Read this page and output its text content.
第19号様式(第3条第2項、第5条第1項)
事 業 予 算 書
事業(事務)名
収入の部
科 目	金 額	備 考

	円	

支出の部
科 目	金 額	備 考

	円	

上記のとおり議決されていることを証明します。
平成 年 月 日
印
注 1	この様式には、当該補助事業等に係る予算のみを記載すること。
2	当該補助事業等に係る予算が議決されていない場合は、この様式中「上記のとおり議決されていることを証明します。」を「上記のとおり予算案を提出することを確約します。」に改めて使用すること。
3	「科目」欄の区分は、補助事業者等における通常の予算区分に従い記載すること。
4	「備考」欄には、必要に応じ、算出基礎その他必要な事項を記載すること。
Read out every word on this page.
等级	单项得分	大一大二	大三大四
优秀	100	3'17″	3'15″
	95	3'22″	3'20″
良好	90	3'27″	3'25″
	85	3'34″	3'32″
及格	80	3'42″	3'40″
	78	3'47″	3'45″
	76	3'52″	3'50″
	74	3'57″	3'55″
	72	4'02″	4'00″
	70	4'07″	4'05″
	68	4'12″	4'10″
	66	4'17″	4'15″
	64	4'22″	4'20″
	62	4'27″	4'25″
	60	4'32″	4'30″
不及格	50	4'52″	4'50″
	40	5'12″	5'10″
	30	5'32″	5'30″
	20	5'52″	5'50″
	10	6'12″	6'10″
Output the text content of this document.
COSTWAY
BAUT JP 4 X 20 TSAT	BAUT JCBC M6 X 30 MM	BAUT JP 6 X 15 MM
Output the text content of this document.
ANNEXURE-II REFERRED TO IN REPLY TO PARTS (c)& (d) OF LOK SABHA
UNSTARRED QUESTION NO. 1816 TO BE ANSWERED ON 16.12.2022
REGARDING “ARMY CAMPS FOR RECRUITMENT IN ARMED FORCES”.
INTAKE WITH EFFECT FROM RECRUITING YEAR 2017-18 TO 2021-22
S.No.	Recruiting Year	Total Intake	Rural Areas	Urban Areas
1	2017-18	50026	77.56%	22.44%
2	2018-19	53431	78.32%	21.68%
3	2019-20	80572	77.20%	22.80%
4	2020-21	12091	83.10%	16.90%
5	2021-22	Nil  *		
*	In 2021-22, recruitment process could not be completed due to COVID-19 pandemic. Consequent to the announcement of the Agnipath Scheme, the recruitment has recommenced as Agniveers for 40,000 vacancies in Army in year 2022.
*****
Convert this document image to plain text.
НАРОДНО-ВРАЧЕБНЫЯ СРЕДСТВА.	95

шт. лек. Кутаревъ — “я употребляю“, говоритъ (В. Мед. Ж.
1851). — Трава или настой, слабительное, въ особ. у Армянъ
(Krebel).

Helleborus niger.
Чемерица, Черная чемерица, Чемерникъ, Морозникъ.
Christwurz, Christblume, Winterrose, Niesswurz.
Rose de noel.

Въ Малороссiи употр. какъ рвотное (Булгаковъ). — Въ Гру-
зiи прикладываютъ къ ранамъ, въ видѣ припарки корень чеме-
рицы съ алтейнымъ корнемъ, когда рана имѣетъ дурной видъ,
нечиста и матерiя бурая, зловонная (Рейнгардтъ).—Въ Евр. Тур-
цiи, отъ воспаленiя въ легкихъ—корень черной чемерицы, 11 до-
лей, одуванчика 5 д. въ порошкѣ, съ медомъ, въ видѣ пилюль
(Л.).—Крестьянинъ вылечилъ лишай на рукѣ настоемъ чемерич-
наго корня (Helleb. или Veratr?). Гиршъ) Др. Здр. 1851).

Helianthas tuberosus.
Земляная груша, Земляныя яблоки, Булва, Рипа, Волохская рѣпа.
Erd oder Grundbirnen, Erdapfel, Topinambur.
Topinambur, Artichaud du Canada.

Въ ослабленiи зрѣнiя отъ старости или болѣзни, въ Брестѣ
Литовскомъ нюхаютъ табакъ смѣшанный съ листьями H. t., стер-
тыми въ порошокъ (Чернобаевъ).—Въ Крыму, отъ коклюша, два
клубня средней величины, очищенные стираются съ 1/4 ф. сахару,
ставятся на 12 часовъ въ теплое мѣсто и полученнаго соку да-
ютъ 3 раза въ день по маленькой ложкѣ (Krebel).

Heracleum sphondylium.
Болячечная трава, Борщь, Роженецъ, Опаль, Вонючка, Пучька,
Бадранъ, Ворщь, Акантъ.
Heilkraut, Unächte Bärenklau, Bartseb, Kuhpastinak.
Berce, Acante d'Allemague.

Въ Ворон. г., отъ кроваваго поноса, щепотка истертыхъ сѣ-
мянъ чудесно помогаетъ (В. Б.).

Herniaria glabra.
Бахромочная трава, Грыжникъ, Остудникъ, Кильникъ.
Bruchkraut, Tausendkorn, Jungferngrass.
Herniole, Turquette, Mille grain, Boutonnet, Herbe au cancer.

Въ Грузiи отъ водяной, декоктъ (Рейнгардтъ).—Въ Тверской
■ ■ ■ ■
TASK =
Can you reproduce all the material exactly?

ANSWER TO THE PROBLEM =
Read this page and output its text content.
第19号様式(第3条第2項、第5条第1項)
事 業 予 算 書
事業(事務)名
収入の部
科 目	金 額	備 考

	円	

支出の部
科 目	金 額	備 考

	円	

上記のとおり議決されていることを証明します。
平成 年 月 日
印
注 1	この様式には、当該補助事業等に係る予算のみを記載すること。
2	当該補助事業等に係る予算が議決されていない場合は、この様式中「上記のとおり議決されていることを証明します。」を「上記のとおり予算案を提出することを確約します。」に改めて使用すること。
3	「科目」欄の区分は、補助事業者等における通常の予算区分に従い記載すること。
4	「備考」欄には、必要に応じ、算出基礎その他必要な事項を記載すること。
Read out every word on this page.
等级	单项得分	大一大二	大三大四
优秀	100	3'17″	3'15″
	95	3'22″	3'20″
良好	90	3'27″	3'25″
	85	3'34″	3'32″
及格	80	3'42″	3'40″
	78	3'47″	3'45″
	76	3'52″	3'50″
	74	3'57″	3'55″
	72	4'02″	4'00″
	70	4'07″	4'05″
	68	4'12″	4'10″
	66	4'17″	4'15″
	64	4'22″	4'20″
	62	4'27″	4'25″
	60	4'32″	4'30″
不及格	50	4'52″	4'50″
	40	5'12″	5'10″
	30	5'32″	5'30″
	20	5'52″	5'50″
	10	6'12″	6'10″
Output the text content of this document.
COSTWAY
BAUT JP 4 X 20 TSAT	BAUT JCBC M6 X 30 MM	BAUT JP 6 X 15 MM
Output the text content of this document.
ANNEXURE-II REFERRED TO IN REPLY TO PARTS (c)& (d) OF LOK SABHA
UNSTARRED QUESTION NO. 1816 TO BE ANSWERED ON 16.12.2022
REGARDING “ARMY CAMPS FOR RECRUITMENT IN ARMED FORCES”.
INTAKE WITH EFFECT FROM RECRUITING YEAR 2017-18 TO 2021-22
S.No.	Recruiting Year	Total Intake	Rural Areas	Urban Areas
1	2017-18	50026	77.56%	22.44%
2	2018-19	53431	78.32%	21.68%
3	2019-20	80572	77.20%	22.80%
4	2020-21	12091	83.10%	16.90%
5	2021-22	Nil  *		
*	In 2021-22, recruitment process could not be completed due to COVID-19 pandemic. Consequent to the announcement of the Agnipath Scheme, the recruitment has recommenced as Agniveers for 40,000 vacancies in Army in year 2022.
*****
Convert this document image to plain text.
НАРОДНО-ВРАЧЕБНЫЯ СРЕДСТВА.	95

шт. лек. Кутаревъ — “я употребляю“, говоритъ (В. Мед. Ж.
1851). — Трава или настой, слабительное, въ особ. у Армянъ
(Krebel).

Helleborus niger.
Чемерица, Черная чемерица, Чемерникъ, Морозникъ.
Christwurz, Christblume, Winterrose, Niesswurz.
Rose de noel.

Въ Малороссiи употр. какъ рвотное (Булгаковъ). — Въ Гру-
зiи прикладываютъ къ ранамъ, въ видѣ припарки корень чеме-
рицы съ алтейнымъ корнемъ, когда рана имѣетъ дурной видъ,
нечиста и матерiя бурая, зловонная (Рейнгардтъ).—Въ Евр. Тур-
цiи, отъ воспаленiя въ легкихъ—корень черной чемерицы, 11 до-
лей, одуванчика 5 д. въ порошкѣ, съ медомъ, въ видѣ пилюль
(Л.).—Крестьянинъ вылечилъ лишай на рукѣ настоемъ чемерич-
наго корня (Helleb. или Veratr?). Гиршъ) Др. Здр. 1851).

Helianthas tuberosus.
Земляная груша, Земляныя яблоки, Булва, Рипа, Волохская рѣпа.
Erd oder Grundbirnen, Erdapfel, Topinambur.
Topinambur, Artichaud du Canada.

Въ ослабленiи зрѣнiя отъ старости или болѣзни, въ Брестѣ
Литовскомъ нюхаютъ табакъ смѣшанный съ листьями H. t., стер-
тыми въ порошокъ (Чернобаевъ).—Въ Крыму, отъ коклюша, два
клубня средней величины, очищенные стираются съ 1/4 ф. сахару,
ставятся на 12 часовъ въ теплое мѣсто и полученнаго соку да-
ютъ 3 раза въ день по маленькой ложкѣ (Krebel).

Heracleum sphondylium.
Болячечная трава, Борщь, Роженецъ, Опаль, Вонючка, Пучька,
Бадранъ, Ворщь, Акантъ.
Heilkraut, Unächte Bärenklau, Bartseb, Kuhpastinak.
Berce, Acante d'Allemague.

Въ Ворон. г., отъ кроваваго поноса, щепотка истертыхъ сѣ-
мянъ чудесно помогаетъ (В. Б.).

Herniaria glabra.
Бахромочная трава, Грыжникъ, Остудникъ, Кильникъ.
Bruchkraut, Tausendkorn, Jungferngrass.
Herniole, Turquette, Mille grain, Boutonnet, Herbe au cancer.

Въ Грузiи отъ водяной, декоктъ (Рейнгардтъ).—Въ Тверской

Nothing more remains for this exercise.